**BRIEF 1**
In the chapter summary, whose house in Salinas does Adam buy and move his family into?
**BRIEF 2**
Continue the chapter summary, picking up after its last sentence.

**SELECTED TEXT**
The narrator reveals his thoughts about what people really want, which is to be loved, and evil becomes the result of trying shortcuts to love. Every story, he says, is about the struggle between good and evil inside each person. Evil keeps coming up, and we keep having to tamp it down with the good that is always in us. The best lives, according to the narrator, are those whose deaths bring "no pleasure to the world."

Part 4, Chapter 35

Adam buys and moves with his family into Dessie's house in Salinas, where the boys enter seventh grade at the school Abra attends. Aron soon discovers his delicate good looks make him a target for bullies, but the boys in the school realize just as quickly that Aron is not to be messed with, as he is a strong and fierce fighter. Cal is feared but respected, popular but with no real friends. Lee decides to leave to open his bookstore in San Frqncisco, but this idea lasts only briefly because Lee discovers that without Adam and the boys he is lonelier than he has ever been in his life.

Part 4, Chapter 36

Aron follows Abra home, and they end up under a willow tree together where she plays mother to him and begins to ask questions about his not having a mother. He accuses her of being like Cal and decides he doesn't want to be there with her because she wants him to tell her secrets. She tells him her secret: she heard her parents say his mother is alive. They call each other husband and wife as they leave. When Aron goes home, he is oddly gentle with his father, though he knows he has been lied to about his mother.

**SOURCE EXCERPT**

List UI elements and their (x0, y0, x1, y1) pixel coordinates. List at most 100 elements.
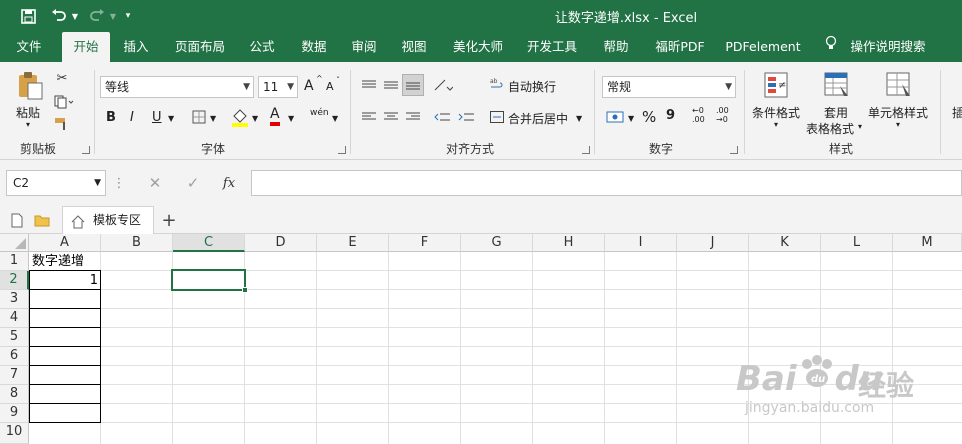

**ANSWER 1**
Dessie's house.

**ANSWER 2**
Steinbeck starts the section with one of the major themes of the novel: the fight between good and evil can occur between groups of people, but individuals wage the same internal battles. The death of Samuel Hamilton has brought sadness and despair to so many people; his life is a strong example of the kind of life Steinbeck says is worth living. Lee's sense he can't leave Adam and the boys because he is too lonely without them shows Adam is one of those people who will bring despair when he leaves the world.

Aron and Abra pick up where they left off, but Abra pushes the mother line of questioning too far, which, Aron notes, is much like the treatment Cal inflicts to upset him. Indeed Abra has a mean streak in her, and sometimes her better nature doesn't win. However, she thinks her secret is something Aron will want to hear. In fact, the knowledge that his mother is alive causes problems for Aron and his relationship with his father and Lee because, if true, it means they lied and he can't trust them. However, if Aron believes their lie, he has a problem with Abra. His decision to go with Abra's version of the truth reflects his trust in her as his future wife. It is also the beginning of his perception of Abra as angelic and perfect, neatly pushing away the notion she can be as mean as Cal.